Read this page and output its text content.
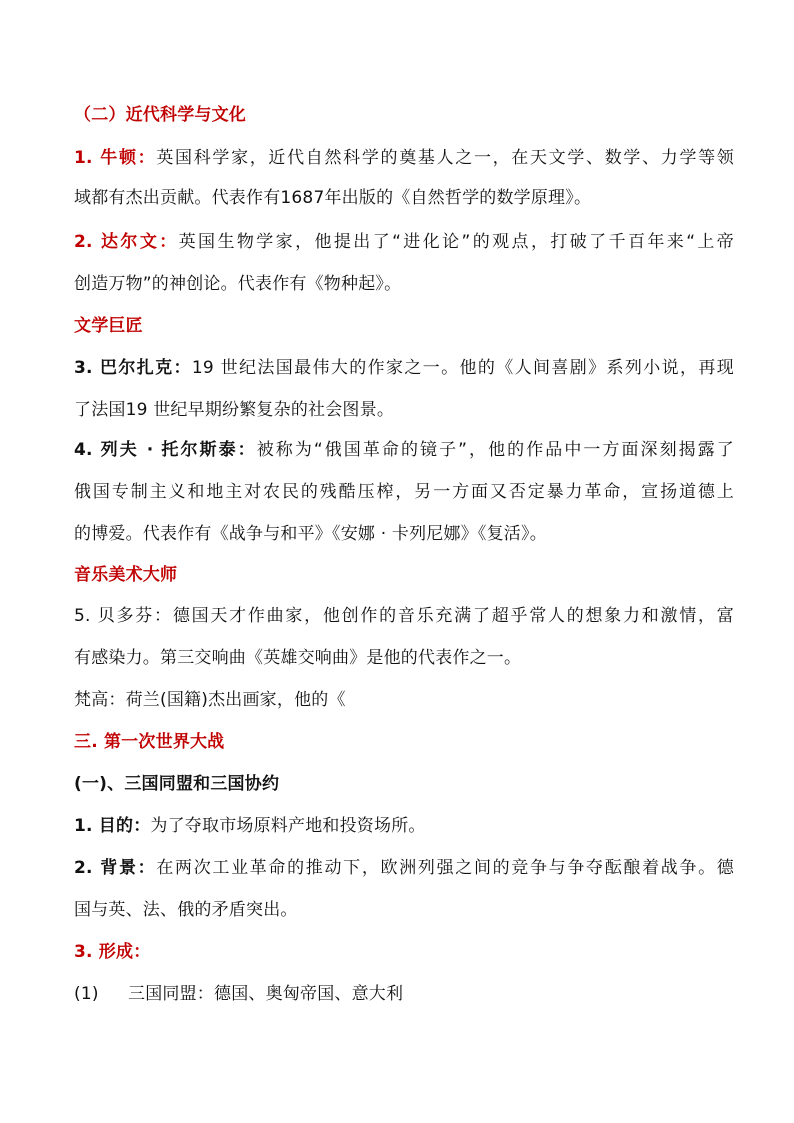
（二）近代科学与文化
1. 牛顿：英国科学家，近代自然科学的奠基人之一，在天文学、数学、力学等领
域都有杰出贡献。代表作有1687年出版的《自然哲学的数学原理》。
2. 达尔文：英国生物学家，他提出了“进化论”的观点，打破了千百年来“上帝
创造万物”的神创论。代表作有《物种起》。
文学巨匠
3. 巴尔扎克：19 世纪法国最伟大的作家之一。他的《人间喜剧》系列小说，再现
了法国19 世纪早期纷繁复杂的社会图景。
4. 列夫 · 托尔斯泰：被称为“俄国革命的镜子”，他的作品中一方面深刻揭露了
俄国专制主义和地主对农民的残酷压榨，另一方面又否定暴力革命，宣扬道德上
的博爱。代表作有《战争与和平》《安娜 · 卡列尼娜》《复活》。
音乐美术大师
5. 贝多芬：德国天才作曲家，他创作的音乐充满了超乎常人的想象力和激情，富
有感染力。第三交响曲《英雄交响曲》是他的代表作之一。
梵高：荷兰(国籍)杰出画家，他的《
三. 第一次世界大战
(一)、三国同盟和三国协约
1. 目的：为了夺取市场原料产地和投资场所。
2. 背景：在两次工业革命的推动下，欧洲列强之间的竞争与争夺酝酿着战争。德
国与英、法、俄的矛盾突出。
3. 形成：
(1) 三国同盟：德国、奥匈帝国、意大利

--

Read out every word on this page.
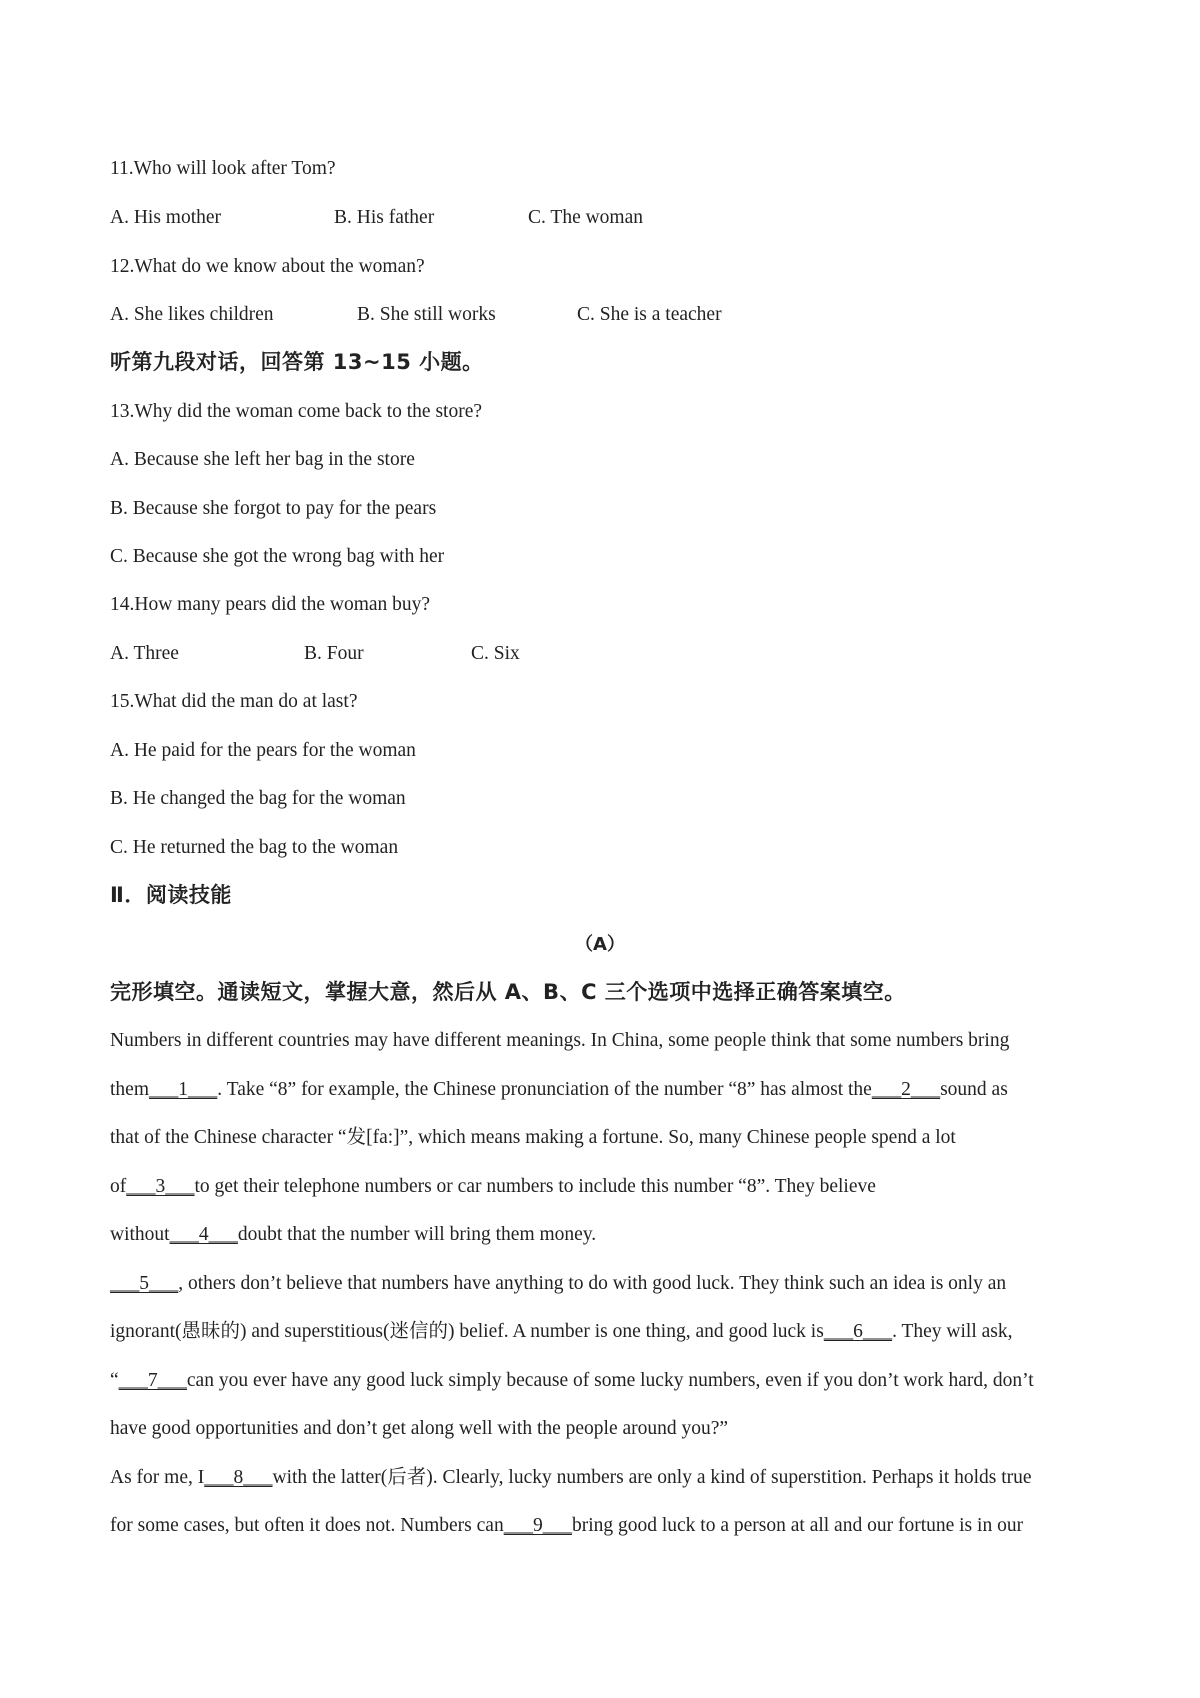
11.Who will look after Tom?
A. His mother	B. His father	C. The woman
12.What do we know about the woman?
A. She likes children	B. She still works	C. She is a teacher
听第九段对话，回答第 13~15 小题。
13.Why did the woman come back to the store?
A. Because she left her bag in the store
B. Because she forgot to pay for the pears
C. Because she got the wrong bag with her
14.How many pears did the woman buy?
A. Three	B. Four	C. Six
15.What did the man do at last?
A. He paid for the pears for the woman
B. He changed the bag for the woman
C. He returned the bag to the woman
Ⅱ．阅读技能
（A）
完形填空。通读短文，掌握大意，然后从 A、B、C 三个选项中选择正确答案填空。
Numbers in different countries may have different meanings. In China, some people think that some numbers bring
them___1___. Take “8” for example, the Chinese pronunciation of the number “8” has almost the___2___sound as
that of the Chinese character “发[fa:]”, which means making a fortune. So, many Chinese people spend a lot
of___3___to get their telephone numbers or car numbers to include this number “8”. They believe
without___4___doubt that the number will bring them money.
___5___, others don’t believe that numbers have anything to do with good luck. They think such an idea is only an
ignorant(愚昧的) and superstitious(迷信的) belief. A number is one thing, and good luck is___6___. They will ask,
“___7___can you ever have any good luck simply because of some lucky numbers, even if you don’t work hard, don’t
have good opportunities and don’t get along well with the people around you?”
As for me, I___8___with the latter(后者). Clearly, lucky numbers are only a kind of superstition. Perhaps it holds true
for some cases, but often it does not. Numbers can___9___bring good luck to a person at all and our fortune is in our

---

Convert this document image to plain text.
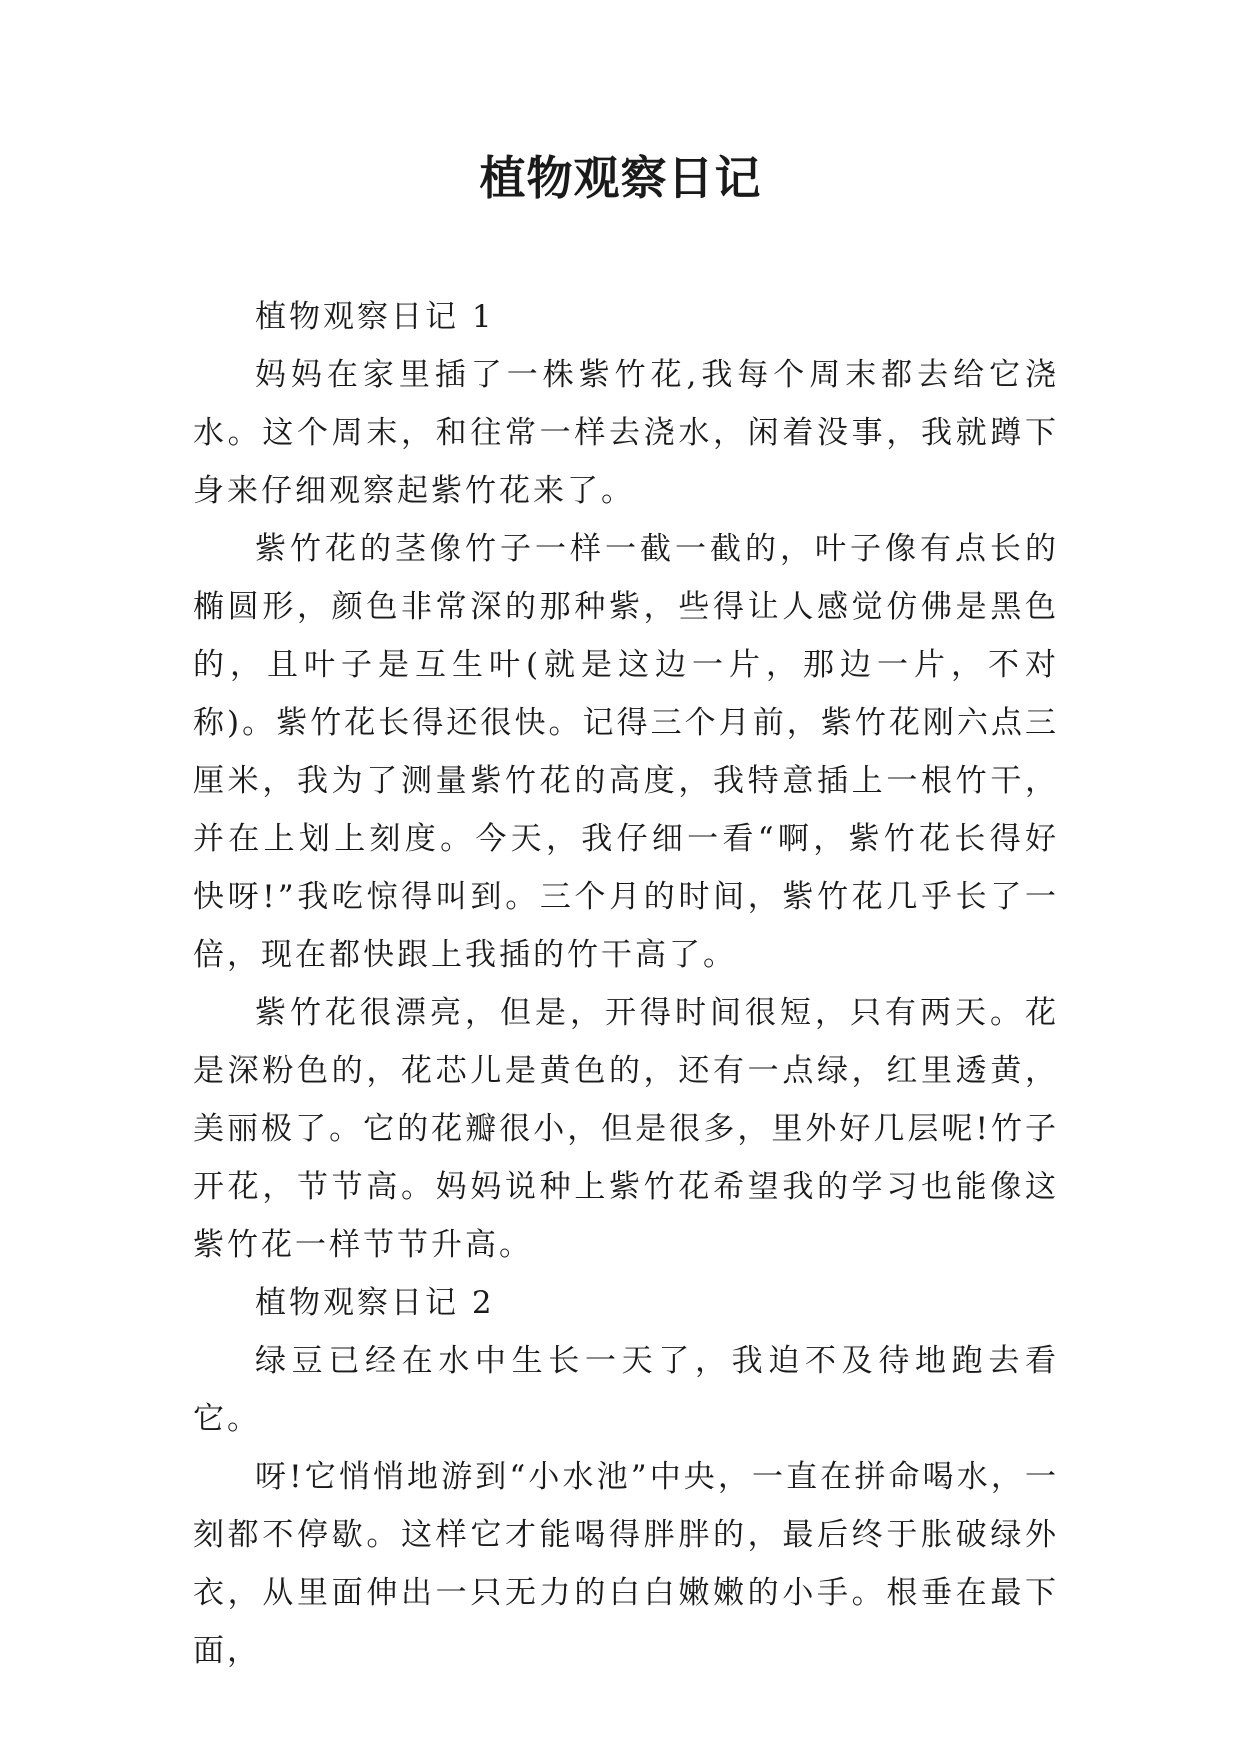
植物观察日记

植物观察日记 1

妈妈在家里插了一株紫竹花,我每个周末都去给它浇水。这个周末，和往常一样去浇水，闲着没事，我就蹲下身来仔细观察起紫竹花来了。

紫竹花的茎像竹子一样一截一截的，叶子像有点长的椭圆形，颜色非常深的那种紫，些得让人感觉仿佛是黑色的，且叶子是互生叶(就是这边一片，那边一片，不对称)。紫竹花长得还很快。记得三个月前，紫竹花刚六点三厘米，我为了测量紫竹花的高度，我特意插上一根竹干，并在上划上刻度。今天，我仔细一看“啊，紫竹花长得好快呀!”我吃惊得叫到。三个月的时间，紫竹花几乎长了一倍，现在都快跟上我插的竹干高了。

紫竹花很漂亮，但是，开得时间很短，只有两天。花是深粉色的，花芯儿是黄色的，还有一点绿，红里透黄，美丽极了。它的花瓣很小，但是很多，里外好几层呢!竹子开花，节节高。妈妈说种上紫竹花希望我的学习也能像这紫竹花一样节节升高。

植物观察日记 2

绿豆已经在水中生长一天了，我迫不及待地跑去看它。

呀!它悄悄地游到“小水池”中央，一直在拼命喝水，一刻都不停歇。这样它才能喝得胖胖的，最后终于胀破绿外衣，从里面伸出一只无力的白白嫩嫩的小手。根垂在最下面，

:: What the exercise asks ::
Your task is to collect every line above that contains the word "many".

:: Worked solution ::
14.How many pears did the woman buy?
that of the Chinese character “发[fa:]”, which means making a fortune. So, many Chinese people spend a lot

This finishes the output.